((

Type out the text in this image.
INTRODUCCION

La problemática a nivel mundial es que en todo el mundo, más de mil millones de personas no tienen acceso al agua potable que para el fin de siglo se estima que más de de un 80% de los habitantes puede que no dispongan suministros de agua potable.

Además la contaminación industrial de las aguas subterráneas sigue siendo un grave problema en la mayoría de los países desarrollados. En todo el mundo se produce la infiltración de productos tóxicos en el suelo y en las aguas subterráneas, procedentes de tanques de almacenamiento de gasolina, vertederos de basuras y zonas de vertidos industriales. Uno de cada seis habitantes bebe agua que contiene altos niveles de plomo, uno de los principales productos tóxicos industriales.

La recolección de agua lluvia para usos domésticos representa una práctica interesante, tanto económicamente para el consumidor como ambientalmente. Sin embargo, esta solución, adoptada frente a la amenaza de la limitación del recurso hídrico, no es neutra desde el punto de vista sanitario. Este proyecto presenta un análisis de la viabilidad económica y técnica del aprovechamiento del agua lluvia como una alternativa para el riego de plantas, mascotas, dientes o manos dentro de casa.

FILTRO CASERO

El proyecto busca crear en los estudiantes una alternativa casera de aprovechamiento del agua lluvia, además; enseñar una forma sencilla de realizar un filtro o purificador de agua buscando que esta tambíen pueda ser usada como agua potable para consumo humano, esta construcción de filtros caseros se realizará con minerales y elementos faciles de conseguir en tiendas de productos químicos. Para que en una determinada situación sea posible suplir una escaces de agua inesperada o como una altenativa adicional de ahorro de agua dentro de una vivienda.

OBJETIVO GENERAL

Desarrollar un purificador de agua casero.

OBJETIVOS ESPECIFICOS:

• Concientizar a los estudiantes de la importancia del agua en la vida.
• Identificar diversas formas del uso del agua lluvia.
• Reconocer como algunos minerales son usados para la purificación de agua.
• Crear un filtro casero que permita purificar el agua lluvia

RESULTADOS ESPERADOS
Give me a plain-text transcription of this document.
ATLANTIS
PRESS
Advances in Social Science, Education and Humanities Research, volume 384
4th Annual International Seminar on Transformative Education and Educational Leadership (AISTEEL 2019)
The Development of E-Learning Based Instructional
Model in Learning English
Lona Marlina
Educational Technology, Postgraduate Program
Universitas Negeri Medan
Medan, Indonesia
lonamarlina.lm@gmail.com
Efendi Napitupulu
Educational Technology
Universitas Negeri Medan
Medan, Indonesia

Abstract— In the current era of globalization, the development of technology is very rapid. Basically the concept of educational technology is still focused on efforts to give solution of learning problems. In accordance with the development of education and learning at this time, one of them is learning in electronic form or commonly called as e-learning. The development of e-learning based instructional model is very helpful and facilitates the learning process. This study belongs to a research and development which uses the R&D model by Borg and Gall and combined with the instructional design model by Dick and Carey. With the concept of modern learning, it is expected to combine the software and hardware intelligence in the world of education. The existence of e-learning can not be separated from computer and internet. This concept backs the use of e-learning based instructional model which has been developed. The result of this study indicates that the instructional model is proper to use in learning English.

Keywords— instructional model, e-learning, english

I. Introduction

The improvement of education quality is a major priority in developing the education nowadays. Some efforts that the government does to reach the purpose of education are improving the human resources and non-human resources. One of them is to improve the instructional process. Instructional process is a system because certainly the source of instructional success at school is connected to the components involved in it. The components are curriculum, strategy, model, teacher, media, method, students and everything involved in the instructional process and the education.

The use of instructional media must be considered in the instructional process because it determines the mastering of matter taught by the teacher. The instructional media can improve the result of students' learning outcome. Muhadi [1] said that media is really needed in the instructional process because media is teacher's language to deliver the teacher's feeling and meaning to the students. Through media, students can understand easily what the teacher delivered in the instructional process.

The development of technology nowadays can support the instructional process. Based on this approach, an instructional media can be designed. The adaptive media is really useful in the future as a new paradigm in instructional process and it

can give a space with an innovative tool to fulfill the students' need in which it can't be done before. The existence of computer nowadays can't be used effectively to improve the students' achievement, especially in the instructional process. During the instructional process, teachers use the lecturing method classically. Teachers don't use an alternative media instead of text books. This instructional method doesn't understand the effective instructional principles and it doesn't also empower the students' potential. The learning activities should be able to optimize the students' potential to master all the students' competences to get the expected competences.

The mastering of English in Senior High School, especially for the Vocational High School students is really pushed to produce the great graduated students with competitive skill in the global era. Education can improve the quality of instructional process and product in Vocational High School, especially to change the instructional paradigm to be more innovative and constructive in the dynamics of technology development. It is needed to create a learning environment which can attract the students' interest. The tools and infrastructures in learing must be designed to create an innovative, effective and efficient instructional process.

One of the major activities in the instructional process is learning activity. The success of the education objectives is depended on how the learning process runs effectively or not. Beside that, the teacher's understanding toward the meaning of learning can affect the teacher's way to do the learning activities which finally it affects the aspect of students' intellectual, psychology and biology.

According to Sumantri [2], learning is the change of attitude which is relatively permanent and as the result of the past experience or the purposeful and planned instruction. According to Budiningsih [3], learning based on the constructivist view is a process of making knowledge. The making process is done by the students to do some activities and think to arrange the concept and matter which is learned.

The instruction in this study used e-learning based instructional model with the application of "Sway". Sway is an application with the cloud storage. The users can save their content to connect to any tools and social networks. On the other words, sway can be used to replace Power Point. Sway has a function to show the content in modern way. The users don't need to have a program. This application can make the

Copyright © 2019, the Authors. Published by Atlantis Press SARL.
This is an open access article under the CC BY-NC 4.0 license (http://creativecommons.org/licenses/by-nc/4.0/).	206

))

• _Task statement_
Repeat the listing in full, keeping every line exactly as it is.

• _Solution_
Type out the text in this image.
INTRODUCCION

La problemática a nivel mundial es que en todo el mundo, más de mil millones de personas no tienen acceso al agua potable que para el fin de siglo se estima que más de de un 80% de los habitantes puede que no dispongan suministros de agua potable.

Además la contaminación industrial de las aguas subterráneas sigue siendo un grave problema en la mayoría de los países desarrollados. En todo el mundo se produce la infiltración de productos tóxicos en el suelo y en las aguas subterráneas, procedentes de tanques de almacenamiento de gasolina, vertederos de basuras y zonas de vertidos industriales. Uno de cada seis habitantes bebe agua que contiene altos niveles de plomo, uno de los principales productos tóxicos industriales.

La recolección de agua lluvia para usos domésticos representa una práctica interesante, tanto económicamente para el consumidor como ambientalmente. Sin embargo, esta solución, adoptada frente a la amenaza de la limitación del recurso hídrico, no es neutra desde el punto de vista sanitario. Este proyecto presenta un análisis de la viabilidad económica y técnica del aprovechamiento del agua lluvia como una alternativa para el riego de plantas, mascotas, dientes o manos dentro de casa.

FILTRO CASERO

El proyecto busca crear en los estudiantes una alternativa casera de aprovechamiento del agua lluvia, además; enseñar una forma sencilla de realizar un filtro o purificador de agua buscando que esta tambíen pueda ser usada como agua potable para consumo humano, esta construcción de filtros caseros se realizará con minerales y elementos faciles de conseguir en tiendas de productos químicos. Para que en una determinada situación sea posible suplir una escaces de agua inesperada o como una altenativa adicional de ahorro de agua dentro de una vivienda.

OBJETIVO GENERAL

Desarrollar un purificador de agua casero.

OBJETIVOS ESPECIFICOS:

• Concientizar a los estudiantes de la importancia del agua en la vida.
• Identificar diversas formas del uso del agua lluvia.
• Reconocer como algunos minerales son usados para la purificación de agua.
• Crear un filtro casero que permita purificar el agua lluvia

RESULTADOS ESPERADOS
Give me a plain-text transcription of this document.
ATLANTIS
PRESS
Advances in Social Science, Education and Humanities Research, volume 384
4th Annual International Seminar on Transformative Education and Educational Leadership (AISTEEL 2019)
The Development of E-Learning Based Instructional
Model in Learning English
Lona Marlina
Educational Technology, Postgraduate Program
Universitas Negeri Medan
Medan, Indonesia
lonamarlina.lm@gmail.com
Efendi Napitupulu
Educational Technology
Universitas Negeri Medan
Medan, Indonesia

Abstract— In the current era of globalization, the development of technology is very rapid. Basically the concept of educational technology is still focused on efforts to give solution of learning problems. In accordance with the development of education and learning at this time, one of them is learning in electronic form or commonly called as e-learning. The development of e-learning based instructional model is very helpful and facilitates the learning process. This study belongs to a research and development which uses the R&D model by Borg and Gall and combined with the instructional design model by Dick and Carey. With the concept of modern learning, it is expected to combine the software and hardware intelligence in the world of education. The existence of e-learning can not be separated from computer and internet. This concept backs the use of e-learning based instructional model which has been developed. The result of this study indicates that the instructional model is proper to use in learning English.

Keywords— instructional model, e-learning, english

I. Introduction

The improvement of education quality is a major priority in developing the education nowadays. Some efforts that the government does to reach the purpose of education are improving the human resources and non-human resources. One of them is to improve the instructional process. Instructional process is a system because certainly the source of instructional success at school is connected to the components involved in it. The components are curriculum, strategy, model, teacher, media, method, students and everything involved in the instructional process and the education.

The use of instructional media must be considered in the instructional process because it determines the mastering of matter taught by the teacher. The instructional media can improve the result of students' learning outcome. Muhadi [1] said that media is really needed in the instructional process because media is teacher's language to deliver the teacher's feeling and meaning to the students. Through media, students can understand easily what the teacher delivered in the instructional process.

The development of technology nowadays can support the instructional process. Based on this approach, an instructional media can be designed. The adaptive media is really useful in the future as a new paradigm in instructional process and it

can give a space with an innovative tool to fulfill the students' need in which it can't be done before. The existence of computer nowadays can't be used effectively to improve the students' achievement, especially in the instructional process. During the instructional process, teachers use the lecturing method classically. Teachers don't use an alternative media instead of text books. This instructional method doesn't understand the effective instructional principles and it doesn't also empower the students' potential. The learning activities should be able to optimize the students' potential to master all the students' competences to get the expected competences.

The mastering of English in Senior High School, especially for the Vocational High School students is really pushed to produce the great graduated students with competitive skill in the global era. Education can improve the quality of instructional process and product in Vocational High School, especially to change the instructional paradigm to be more innovative and constructive in the dynamics of technology development. It is needed to create a learning environment which can attract the students' interest. The tools and infrastructures in learing must be designed to create an innovative, effective and efficient instructional process.

One of the major activities in the instructional process is learning activity. The success of the education objectives is depended on how the learning process runs effectively or not. Beside that, the teacher's understanding toward the meaning of learning can affect the teacher's way to do the learning activities which finally it affects the aspect of students' intellectual, psychology and biology.

According to Sumantri [2], learning is the change of attitude which is relatively permanent and as the result of the past experience or the purposeful and planned instruction. According to Budiningsih [3], learning based on the constructivist view is a process of making knowledge. The making process is done by the students to do some activities and think to arrange the concept and matter which is learned.

The instruction in this study used e-learning based instructional model with the application of "Sway". Sway is an application with the cloud storage. The users can save their content to connect to any tools and social networks. On the other words, sway can be used to replace Power Point. Sway has a function to show the content in modern way. The users don't need to have a program. This application can make the

Copyright © 2019, the Authors. Published by Atlantis Press SARL.
This is an open access article under the CC BY-NC 4.0 license (http://creativecommons.org/licenses/by-nc/4.0/).	206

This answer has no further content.